**Directions for this task**
Select from the records below every line that has the word "pada" in it.

== Recorded information

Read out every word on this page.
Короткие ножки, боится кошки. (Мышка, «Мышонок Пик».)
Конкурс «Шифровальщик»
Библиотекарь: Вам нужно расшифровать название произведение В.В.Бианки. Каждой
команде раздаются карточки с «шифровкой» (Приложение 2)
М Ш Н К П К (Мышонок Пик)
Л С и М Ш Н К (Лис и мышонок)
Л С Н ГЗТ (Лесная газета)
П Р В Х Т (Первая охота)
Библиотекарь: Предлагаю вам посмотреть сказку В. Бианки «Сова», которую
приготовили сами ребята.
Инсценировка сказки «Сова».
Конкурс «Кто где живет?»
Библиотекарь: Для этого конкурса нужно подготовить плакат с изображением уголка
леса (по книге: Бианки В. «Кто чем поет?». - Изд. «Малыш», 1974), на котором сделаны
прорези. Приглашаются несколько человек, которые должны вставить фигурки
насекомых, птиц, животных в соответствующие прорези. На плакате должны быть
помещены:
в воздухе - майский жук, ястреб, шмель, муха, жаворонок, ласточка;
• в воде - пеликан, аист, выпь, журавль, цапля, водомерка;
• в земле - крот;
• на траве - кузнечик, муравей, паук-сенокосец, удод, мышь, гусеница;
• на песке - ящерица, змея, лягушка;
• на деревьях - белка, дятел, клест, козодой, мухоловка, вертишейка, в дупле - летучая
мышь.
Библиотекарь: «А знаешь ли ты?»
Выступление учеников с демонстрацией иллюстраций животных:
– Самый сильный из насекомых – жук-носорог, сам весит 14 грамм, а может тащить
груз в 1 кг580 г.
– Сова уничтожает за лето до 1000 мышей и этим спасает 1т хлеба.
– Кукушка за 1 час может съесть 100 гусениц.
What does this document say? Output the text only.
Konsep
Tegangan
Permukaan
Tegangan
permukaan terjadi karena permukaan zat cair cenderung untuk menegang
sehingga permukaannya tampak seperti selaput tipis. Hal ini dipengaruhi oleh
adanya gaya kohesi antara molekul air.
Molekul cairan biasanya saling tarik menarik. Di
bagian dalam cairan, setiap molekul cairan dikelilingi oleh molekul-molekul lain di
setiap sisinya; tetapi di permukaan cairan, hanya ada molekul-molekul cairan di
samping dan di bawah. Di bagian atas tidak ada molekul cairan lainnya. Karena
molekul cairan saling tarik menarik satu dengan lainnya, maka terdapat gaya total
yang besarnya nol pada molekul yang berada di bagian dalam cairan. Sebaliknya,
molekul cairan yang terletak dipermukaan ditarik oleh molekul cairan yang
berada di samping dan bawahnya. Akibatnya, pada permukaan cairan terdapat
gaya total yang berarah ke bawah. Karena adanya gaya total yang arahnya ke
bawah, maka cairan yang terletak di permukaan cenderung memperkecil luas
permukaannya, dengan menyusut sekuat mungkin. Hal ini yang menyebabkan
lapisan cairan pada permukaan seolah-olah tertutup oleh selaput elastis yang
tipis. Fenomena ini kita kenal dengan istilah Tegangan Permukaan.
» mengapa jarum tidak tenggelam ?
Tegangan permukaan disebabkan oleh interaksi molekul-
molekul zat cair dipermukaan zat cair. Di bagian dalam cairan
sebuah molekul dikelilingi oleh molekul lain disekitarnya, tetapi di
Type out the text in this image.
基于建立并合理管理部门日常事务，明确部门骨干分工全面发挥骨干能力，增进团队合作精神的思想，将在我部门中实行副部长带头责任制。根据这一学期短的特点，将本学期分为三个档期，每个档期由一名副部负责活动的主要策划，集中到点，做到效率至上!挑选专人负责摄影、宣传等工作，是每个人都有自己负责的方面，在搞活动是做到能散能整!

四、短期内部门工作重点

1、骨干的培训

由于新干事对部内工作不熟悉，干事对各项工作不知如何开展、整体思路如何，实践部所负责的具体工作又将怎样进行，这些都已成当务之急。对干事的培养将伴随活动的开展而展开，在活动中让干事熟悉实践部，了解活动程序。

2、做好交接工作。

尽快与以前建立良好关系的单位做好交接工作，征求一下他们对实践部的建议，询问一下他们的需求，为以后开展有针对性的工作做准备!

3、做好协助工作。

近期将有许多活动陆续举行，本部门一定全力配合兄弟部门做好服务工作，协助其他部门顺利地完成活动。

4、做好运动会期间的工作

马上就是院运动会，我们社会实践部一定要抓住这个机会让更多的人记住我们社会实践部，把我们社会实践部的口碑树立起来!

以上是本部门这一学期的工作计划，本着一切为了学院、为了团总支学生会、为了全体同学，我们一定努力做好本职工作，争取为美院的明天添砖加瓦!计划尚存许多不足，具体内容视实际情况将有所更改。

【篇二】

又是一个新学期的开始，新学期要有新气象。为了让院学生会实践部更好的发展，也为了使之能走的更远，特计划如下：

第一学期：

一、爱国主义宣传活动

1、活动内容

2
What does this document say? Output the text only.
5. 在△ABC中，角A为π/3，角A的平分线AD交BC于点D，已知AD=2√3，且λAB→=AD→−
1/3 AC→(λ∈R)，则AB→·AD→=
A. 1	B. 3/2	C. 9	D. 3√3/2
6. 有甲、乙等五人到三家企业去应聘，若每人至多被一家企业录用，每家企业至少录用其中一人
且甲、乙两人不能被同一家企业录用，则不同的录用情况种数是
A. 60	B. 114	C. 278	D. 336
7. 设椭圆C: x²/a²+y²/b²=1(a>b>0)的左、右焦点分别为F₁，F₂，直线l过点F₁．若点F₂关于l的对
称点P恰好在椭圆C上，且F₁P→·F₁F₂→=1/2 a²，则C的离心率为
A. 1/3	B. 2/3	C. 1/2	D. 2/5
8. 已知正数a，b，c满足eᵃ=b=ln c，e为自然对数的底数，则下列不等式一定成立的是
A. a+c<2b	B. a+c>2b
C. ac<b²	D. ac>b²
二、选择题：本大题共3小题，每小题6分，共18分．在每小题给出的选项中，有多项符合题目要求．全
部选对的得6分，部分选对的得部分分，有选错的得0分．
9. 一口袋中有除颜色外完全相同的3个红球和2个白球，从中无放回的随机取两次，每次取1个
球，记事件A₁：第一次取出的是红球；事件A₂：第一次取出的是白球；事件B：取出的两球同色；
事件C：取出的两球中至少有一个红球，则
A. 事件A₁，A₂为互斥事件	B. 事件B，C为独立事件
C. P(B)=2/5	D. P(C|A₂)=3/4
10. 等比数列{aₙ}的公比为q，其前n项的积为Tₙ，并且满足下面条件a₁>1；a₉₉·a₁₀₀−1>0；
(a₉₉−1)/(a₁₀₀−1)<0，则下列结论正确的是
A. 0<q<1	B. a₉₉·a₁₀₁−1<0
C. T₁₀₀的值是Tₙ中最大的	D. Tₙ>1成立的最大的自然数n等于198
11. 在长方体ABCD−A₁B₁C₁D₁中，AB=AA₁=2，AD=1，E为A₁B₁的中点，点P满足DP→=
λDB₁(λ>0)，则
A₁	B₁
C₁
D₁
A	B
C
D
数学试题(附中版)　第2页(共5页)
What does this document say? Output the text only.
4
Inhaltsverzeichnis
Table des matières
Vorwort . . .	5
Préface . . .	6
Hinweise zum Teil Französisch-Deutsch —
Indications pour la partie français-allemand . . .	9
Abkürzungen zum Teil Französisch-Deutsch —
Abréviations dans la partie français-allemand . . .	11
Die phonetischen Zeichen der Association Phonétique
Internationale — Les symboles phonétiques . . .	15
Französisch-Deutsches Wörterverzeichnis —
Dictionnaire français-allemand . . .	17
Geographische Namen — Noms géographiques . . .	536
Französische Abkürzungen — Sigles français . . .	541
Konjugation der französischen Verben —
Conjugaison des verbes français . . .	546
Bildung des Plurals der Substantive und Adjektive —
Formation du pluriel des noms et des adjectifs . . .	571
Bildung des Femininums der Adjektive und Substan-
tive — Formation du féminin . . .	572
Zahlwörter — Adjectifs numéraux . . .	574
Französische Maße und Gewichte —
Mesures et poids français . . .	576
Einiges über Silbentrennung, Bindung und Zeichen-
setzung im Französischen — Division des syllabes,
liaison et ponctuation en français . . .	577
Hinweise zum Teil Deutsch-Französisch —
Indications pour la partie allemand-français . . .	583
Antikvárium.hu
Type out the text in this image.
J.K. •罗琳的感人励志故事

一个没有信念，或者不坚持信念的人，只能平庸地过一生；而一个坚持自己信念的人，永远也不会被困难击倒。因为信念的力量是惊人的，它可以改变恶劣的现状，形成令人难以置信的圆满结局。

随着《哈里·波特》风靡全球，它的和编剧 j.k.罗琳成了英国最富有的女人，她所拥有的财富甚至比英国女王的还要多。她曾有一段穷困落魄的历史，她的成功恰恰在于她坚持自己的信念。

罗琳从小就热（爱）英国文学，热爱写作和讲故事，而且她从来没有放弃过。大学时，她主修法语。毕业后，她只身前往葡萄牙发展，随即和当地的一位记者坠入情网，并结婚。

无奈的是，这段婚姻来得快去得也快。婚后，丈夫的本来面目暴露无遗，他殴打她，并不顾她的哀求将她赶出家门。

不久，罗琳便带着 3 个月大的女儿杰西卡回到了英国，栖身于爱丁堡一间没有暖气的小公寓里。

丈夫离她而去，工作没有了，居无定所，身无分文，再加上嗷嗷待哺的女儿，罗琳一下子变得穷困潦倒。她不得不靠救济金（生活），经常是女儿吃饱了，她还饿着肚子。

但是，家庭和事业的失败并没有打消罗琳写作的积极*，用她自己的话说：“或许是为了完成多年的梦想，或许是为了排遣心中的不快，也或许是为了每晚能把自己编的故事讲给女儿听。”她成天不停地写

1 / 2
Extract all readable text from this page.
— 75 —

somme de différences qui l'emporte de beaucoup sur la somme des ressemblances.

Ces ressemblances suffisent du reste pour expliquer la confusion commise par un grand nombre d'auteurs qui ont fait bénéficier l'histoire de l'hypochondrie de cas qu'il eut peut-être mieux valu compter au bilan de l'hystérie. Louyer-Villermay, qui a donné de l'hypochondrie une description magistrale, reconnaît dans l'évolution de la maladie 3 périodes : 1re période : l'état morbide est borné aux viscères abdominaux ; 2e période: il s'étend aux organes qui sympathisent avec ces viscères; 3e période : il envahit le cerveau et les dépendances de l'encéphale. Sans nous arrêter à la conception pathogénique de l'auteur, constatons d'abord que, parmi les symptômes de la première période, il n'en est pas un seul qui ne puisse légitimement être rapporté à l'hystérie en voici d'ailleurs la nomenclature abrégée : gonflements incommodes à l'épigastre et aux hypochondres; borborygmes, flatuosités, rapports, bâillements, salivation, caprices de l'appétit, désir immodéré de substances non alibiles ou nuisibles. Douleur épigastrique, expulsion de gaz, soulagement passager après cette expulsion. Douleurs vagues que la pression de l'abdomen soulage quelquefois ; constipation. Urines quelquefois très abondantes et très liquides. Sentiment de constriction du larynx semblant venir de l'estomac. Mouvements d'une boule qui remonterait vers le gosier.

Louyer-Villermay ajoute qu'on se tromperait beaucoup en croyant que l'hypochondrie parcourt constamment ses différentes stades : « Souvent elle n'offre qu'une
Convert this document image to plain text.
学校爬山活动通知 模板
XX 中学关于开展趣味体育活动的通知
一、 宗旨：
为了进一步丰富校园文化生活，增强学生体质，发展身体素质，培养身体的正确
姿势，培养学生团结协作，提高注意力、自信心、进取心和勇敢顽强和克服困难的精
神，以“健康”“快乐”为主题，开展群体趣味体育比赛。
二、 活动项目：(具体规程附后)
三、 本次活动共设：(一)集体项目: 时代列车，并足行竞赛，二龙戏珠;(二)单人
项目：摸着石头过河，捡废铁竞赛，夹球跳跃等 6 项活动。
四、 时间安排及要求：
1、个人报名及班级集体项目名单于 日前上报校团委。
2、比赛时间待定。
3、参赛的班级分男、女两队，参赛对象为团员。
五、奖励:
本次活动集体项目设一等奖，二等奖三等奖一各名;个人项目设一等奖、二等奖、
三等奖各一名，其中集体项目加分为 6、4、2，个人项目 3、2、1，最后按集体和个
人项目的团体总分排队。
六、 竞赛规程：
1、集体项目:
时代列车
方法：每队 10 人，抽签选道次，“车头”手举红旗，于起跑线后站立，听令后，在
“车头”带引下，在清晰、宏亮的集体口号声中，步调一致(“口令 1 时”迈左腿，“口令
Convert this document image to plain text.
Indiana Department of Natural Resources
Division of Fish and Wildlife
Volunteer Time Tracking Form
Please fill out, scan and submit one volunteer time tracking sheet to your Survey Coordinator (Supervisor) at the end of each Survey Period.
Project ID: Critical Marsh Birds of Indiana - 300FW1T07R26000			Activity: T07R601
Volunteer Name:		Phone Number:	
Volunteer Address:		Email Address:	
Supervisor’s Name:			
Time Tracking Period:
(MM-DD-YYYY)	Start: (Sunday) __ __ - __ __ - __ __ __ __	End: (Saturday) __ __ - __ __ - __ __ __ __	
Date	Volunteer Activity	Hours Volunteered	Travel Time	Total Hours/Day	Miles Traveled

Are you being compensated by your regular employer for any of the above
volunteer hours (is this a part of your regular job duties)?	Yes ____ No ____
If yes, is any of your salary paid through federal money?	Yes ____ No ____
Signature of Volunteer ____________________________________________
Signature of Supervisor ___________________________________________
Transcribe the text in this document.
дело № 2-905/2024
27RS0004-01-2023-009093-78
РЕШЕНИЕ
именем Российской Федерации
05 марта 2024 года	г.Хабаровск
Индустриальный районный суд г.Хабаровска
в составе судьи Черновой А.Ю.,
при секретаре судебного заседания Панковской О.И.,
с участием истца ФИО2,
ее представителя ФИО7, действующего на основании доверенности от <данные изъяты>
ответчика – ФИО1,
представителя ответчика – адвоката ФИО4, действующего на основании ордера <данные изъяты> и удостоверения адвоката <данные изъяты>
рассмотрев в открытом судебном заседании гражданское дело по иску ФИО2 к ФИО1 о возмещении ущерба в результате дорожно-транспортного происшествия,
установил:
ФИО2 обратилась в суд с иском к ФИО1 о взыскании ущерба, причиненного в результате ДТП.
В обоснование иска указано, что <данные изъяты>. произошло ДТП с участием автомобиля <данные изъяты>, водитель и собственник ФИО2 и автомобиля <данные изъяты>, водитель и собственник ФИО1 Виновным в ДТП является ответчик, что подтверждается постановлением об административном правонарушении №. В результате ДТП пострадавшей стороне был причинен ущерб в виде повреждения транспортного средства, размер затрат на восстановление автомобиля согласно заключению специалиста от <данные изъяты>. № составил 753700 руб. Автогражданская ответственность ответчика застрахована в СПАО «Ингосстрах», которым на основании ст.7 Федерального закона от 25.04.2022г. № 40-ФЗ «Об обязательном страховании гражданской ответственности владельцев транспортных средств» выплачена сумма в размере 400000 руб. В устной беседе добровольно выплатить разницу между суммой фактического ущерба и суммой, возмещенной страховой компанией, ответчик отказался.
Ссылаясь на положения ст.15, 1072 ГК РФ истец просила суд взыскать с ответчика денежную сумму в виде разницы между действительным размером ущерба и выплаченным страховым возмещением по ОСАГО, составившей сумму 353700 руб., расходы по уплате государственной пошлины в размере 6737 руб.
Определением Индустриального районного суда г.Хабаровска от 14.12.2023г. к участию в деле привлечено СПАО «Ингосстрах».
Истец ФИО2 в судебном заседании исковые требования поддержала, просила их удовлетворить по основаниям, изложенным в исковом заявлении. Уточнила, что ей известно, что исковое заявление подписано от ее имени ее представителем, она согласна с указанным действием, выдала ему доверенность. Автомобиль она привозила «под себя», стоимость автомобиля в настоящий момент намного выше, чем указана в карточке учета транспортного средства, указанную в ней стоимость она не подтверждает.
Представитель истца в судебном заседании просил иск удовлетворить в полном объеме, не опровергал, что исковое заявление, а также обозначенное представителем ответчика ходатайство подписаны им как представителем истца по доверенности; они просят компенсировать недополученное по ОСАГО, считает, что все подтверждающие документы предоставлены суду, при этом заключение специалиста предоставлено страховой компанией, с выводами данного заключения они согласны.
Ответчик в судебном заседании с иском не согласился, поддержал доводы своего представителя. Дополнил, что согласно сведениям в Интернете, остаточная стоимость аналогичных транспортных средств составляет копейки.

====

**Exercise output**
yang besarnya nol pada molekul yang berada di bagian dalam cairan. Sebaliknya,
berada di samping dan bawahnya. Akibatnya, pada permukaan cairan terdapat
lapisan cairan pada permukaan seolah-olah tertutup oleh selaput elastis yang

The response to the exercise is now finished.